BEGIN Record extracts
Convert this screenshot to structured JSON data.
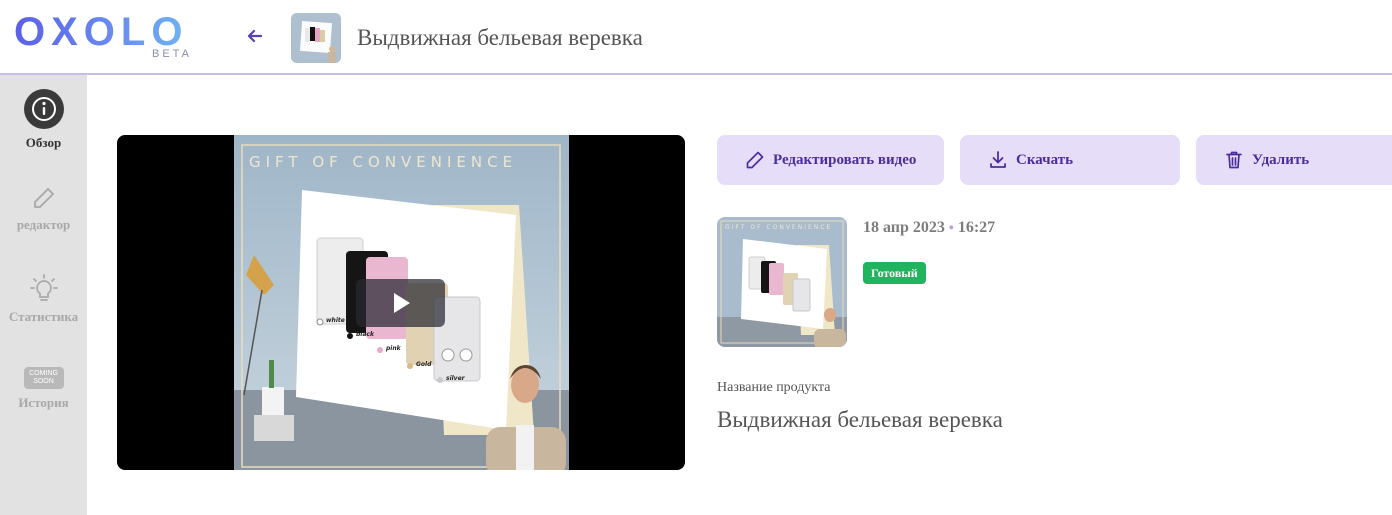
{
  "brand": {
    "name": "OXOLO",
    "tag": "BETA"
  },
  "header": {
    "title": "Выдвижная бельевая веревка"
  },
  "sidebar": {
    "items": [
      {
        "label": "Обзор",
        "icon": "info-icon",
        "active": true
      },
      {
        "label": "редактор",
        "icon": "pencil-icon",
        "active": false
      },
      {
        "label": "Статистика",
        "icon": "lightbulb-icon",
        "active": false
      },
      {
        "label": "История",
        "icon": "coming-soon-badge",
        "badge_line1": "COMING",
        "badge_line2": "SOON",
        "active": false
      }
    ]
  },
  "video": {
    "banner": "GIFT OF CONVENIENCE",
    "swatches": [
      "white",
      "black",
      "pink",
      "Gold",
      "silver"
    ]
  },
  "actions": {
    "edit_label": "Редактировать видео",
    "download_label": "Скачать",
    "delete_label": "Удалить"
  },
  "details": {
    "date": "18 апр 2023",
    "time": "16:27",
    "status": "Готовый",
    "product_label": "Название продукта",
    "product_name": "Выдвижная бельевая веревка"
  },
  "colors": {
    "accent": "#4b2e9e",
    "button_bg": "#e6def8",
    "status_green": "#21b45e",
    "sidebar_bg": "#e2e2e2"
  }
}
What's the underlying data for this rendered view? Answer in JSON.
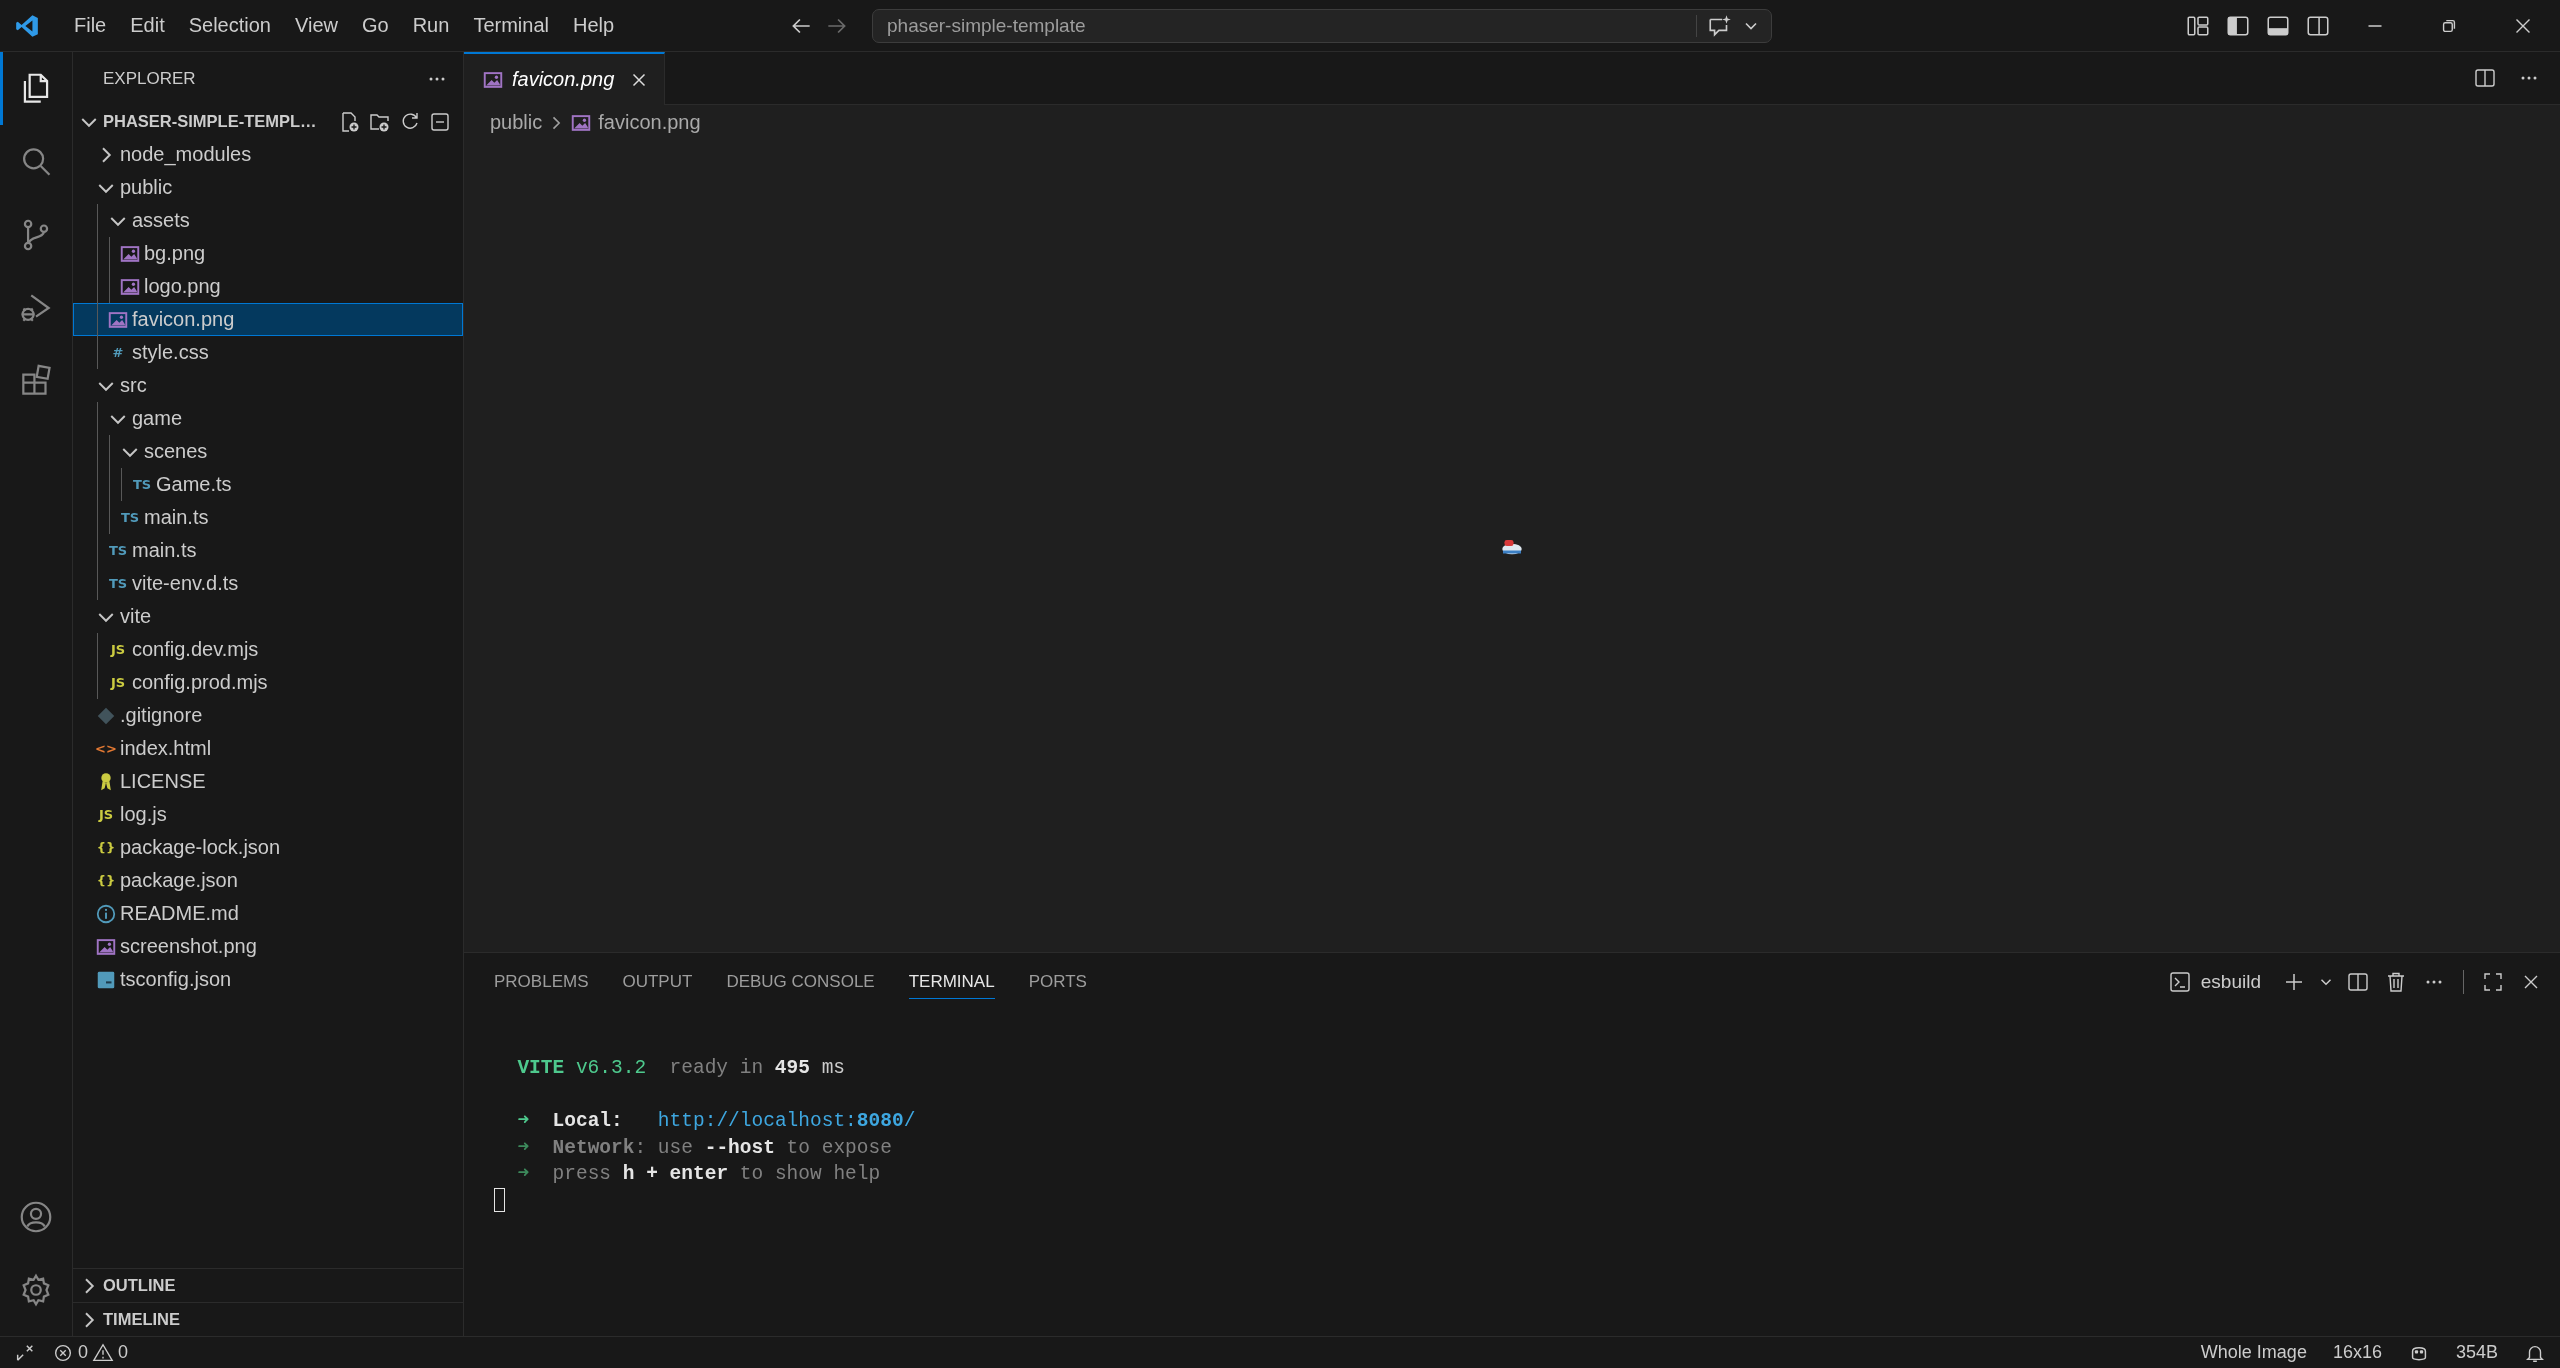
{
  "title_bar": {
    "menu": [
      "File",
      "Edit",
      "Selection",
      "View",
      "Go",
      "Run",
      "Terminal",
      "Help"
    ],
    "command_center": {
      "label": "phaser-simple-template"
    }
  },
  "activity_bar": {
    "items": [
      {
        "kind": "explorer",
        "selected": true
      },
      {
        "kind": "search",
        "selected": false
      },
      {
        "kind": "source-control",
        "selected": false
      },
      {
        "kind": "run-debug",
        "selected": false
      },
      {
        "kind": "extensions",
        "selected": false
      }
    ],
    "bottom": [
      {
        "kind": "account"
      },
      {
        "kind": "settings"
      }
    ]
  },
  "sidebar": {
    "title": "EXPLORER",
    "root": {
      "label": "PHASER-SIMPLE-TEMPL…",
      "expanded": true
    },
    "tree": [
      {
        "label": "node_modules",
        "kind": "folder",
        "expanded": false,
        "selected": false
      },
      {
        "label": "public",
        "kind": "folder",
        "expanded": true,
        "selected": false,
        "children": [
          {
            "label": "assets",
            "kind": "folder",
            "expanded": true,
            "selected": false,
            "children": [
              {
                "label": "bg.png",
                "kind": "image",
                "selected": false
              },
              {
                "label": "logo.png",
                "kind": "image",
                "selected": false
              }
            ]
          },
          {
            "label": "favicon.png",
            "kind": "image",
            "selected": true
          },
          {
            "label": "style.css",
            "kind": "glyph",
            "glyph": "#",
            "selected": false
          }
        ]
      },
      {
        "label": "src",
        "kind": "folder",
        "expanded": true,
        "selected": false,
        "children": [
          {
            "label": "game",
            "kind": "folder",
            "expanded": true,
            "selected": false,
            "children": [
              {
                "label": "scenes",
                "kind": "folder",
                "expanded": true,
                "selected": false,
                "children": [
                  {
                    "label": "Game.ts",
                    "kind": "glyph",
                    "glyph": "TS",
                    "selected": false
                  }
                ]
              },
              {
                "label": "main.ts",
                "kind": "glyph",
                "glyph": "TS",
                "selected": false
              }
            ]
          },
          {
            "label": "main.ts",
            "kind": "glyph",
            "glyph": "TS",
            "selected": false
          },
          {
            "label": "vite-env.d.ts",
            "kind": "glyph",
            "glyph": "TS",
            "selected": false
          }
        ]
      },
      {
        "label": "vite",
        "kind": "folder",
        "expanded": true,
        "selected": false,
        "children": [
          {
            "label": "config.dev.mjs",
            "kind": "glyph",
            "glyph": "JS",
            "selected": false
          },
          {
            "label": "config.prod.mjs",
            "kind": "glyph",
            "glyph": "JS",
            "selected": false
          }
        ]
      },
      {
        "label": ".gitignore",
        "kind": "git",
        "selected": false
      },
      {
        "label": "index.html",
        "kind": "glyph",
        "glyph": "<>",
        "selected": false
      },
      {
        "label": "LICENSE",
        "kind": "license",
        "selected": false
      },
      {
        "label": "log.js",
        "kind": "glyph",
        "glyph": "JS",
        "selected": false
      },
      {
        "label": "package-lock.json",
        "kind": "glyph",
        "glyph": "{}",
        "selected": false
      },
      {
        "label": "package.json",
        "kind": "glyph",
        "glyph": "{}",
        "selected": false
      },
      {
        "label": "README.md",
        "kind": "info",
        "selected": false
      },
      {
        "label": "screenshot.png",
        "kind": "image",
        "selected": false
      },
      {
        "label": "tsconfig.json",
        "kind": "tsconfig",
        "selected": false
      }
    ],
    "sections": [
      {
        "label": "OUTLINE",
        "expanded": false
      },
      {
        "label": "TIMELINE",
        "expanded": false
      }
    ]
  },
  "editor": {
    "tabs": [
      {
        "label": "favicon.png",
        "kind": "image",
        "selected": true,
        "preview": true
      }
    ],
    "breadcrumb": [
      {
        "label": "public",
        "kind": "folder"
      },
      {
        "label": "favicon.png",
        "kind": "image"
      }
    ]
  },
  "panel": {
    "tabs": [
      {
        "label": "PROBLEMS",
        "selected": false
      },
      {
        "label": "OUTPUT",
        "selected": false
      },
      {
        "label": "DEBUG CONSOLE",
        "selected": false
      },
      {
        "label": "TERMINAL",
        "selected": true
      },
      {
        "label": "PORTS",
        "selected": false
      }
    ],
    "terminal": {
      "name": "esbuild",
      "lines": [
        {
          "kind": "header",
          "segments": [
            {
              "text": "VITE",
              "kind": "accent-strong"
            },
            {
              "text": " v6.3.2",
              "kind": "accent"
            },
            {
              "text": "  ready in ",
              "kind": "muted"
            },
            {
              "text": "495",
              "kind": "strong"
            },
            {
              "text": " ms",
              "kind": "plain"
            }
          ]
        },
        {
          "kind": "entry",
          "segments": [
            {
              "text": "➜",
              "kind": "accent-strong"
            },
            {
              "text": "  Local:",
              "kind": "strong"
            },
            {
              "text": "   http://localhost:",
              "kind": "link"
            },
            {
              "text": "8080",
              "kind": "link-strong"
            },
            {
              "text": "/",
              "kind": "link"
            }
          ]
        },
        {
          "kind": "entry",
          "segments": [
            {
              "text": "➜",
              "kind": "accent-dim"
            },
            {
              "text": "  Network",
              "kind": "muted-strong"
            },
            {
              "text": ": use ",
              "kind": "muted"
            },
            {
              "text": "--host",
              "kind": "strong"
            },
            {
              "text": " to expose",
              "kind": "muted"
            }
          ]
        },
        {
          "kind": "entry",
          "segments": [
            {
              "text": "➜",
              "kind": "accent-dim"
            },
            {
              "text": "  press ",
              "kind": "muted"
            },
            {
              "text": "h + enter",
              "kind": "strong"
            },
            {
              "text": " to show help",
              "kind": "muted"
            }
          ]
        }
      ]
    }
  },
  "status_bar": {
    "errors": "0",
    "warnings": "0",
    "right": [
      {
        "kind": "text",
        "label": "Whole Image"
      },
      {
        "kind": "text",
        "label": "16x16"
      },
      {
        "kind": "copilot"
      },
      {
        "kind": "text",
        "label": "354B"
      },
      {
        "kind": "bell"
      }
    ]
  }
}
END Record extracts
Task to complete: Give the data again exactly as written, with all pictures left out.

Exercise answer:
Convert this screenshot to structured JSON data.
{
  "brand": {
    "name": "OXOLO",
    "tag": "BETA"
  },
  "header": {
    "title": "Выдвижная бельевая веревка"
  },
  "sidebar": {
    "items": [
      {
        "label": "Обзор",
        "icon": "info-icon",
        "active": true
      },
      {
        "label": "редактор",
        "icon": "pencil-icon",
        "active": false
      },
      {
        "label": "Статистика",
        "icon": "lightbulb-icon",
        "active": false
      },
      {
        "label": "История",
        "icon": "coming-soon-badge",
        "badge_line1": "COMING",
        "badge_line2": "SOON",
        "active": false
      }
    ]
  },
  "video": {
    "banner": "GIFT OF CONVENIENCE",
    "swatches": [
      "white",
      "black",
      "pink",
      "Gold",
      "silver"
    ]
  },
  "actions": {
    "edit_label": "Редактировать видео",
    "download_label": "Скачать",
    "delete_label": "Удалить"
  },
  "details": {
    "date": "18 апр 2023",
    "time": "16:27",
    "status": "Готовый",
    "product_label": "Название продукта",
    "product_name": "Выдвижная бельевая веревка"
  },
  "colors": {
    "accent": "#4b2e9e",
    "button_bg": "#e6def8",
    "status_green": "#21b45e",
    "sidebar_bg": "#e2e2e2"
  }
}
What's the underlying data for this rendered view? Answer in JSON.
{
  "title_bar": {
    "menu": [
      "File",
      "Edit",
      "Selection",
      "View",
      "Go",
      "Run",
      "Terminal",
      "Help"
    ],
    "command_center": {
      "label": "phaser-simple-template"
    }
  },
  "activity_bar": {
    "items": [
      {
        "kind": "explorer",
        "selected": true
      },
      {
        "kind": "search",
        "selected": false
      },
      {
        "kind": "source-control",
        "selected": false
      },
      {
        "kind": "run-debug",
        "selected": false
      },
      {
        "kind": "extensions",
        "selected": false
      }
    ],
    "bottom": [
      {
        "kind": "account"
      },
      {
        "kind": "settings"
      }
    ]
  },
  "sidebar": {
    "title": "EXPLORER",
    "root": {
      "label": "PHASER-SIMPLE-TEMPL…",
      "expanded": true
    },
    "tree": [
      {
        "label": "node_modules",
        "kind": "folder",
        "expanded": false,
        "selected": false
      },
      {
        "label": "public",
        "kind": "folder",
        "expanded": true,
        "selected": false,
        "children": [
          {
            "label": "assets",
            "kind": "folder",
            "expanded": true,
            "selected": false,
            "children": [
              {
                "label": "bg.png",
                "kind": "image",
                "selected": false
              },
              {
                "label": "logo.png",
                "kind": "image",
                "selected": false
              }
            ]
          },
          {
            "label": "favicon.png",
            "kind": "image",
            "selected": true
          },
          {
            "label": "style.css",
            "kind": "glyph",
            "glyph": "#",
            "selected": false
          }
        ]
      },
      {
        "label": "src",
        "kind": "folder",
        "expanded": true,
        "selected": false,
        "children": [
          {
            "label": "game",
            "kind": "folder",
            "expanded": true,
            "selected": false,
            "children": [
              {
                "label": "scenes",
                "kind": "folder",
                "expanded": true,
                "selected": false,
                "children": [
                  {
                    "label": "Game.ts",
                    "kind": "glyph",
                    "glyph": "TS",
                    "selected": false
                  }
                ]
              },
              {
                "label": "main.ts",
                "kind": "glyph",
                "glyph": "TS",
                "selected": false
              }
            ]
          },
          {
            "label": "main.ts",
            "kind": "glyph",
            "glyph": "TS",
            "selected": false
          },
          {
            "label": "vite-env.d.ts",
            "kind": "glyph",
            "glyph": "TS",
            "selected": false
          }
        ]
      },
      {
        "label": "vite",
        "kind": "folder",
        "expanded": true,
        "selected": false,
        "children": [
          {
            "label": "config.dev.mjs",
            "kind": "glyph",
            "glyph": "JS",
            "selected": false
          },
          {
            "label": "config.prod.mjs",
            "kind": "glyph",
            "glyph": "JS",
            "selected": false
          }
        ]
      },
      {
        "label": ".gitignore",
        "kind": "git",
        "selected": false
      },
      {
        "label": "index.html",
        "kind": "glyph",
        "glyph": "<>",
        "selected": false
      },
      {
        "label": "LICENSE",
        "kind": "license",
        "selected": false
      },
      {
        "label": "log.js",
        "kind": "glyph",
        "glyph": "JS",
        "selected": false
      },
      {
        "label": "package-lock.json",
        "kind": "glyph",
        "glyph": "{}",
        "selected": false
      },
      {
        "label": "package.json",
        "kind": "glyph",
        "glyph": "{}",
        "selected": false
      },
      {
        "label": "README.md",
        "kind": "info",
        "selected": false
      },
      {
        "label": "screenshot.png",
        "kind": "image",
        "selected": false
      },
      {
        "label": "tsconfig.json",
        "kind": "tsconfig",
        "selected": false
      }
    ],
    "sections": [
      {
        "label": "OUTLINE",
        "expanded": false
      },
      {
        "label": "TIMELINE",
        "expanded": false
      }
    ]
  },
  "editor": {
    "tabs": [
      {
        "label": "favicon.png",
        "kind": "image",
        "selected": true,
        "preview": true
      }
    ],
    "breadcrumb": [
      {
        "label": "public",
        "kind": "folder"
      },
      {
        "label": "favicon.png",
        "kind": "image"
      }
    ]
  },
  "panel": {
    "tabs": [
      {
        "label": "PROBLEMS",
        "selected": false
      },
      {
        "label": "OUTPUT",
        "selected": false
      },
      {
        "label": "DEBUG CONSOLE",
        "selected": false
      },
      {
        "label": "TERMINAL",
        "selected": true
      },
      {
        "label": "PORTS",
        "selected": false
      }
    ],
    "terminal": {
      "name": "esbuild",
      "lines": [
        {
          "kind": "header",
          "segments": [
            {
              "text": "VITE",
              "kind": "accent-strong"
            },
            {
              "text": " v6.3.2",
              "kind": "accent"
            },
            {
              "text": "  ready in ",
              "kind": "muted"
            },
            {
              "text": "495",
              "kind": "strong"
            },
            {
              "text": " ms",
              "kind": "plain"
            }
          ]
        },
        {
          "kind": "entry",
          "segments": [
            {
              "text": "➜",
              "kind": "accent-strong"
            },
            {
              "text": "  Local:",
              "kind": "strong"
            },
            {
              "text": "   http://localhost:",
              "kind": "link"
            },
            {
              "text": "8080",
              "kind": "link-strong"
            },
            {
              "text": "/",
              "kind": "link"
            }
          ]
        },
        {
          "kind": "entry",
          "segments": [
            {
              "text": "➜",
              "kind": "accent-dim"
            },
            {
              "text": "  Network",
              "kind": "muted-strong"
            },
            {
              "text": ": use ",
              "kind": "muted"
            },
            {
              "text": "--host",
              "kind": "strong"
            },
            {
              "text": " to expose",
              "kind": "muted"
            }
          ]
        },
        {
          "kind": "entry",
          "segments": [
            {
              "text": "➜",
              "kind": "accent-dim"
            },
            {
              "text": "  press ",
              "kind": "muted"
            },
            {
              "text": "h + enter",
              "kind": "strong"
            },
            {
              "text": " to show help",
              "kind": "muted"
            }
          ]
        }
      ]
    }
  },
  "status_bar": {
    "errors": "0",
    "warnings": "0",
    "right": [
      {
        "kind": "text",
        "label": "Whole Image"
      },
      {
        "kind": "text",
        "label": "16x16"
      },
      {
        "kind": "copilot"
      },
      {
        "kind": "text",
        "label": "354B"
      },
      {
        "kind": "bell"
      }
    ]
  }
}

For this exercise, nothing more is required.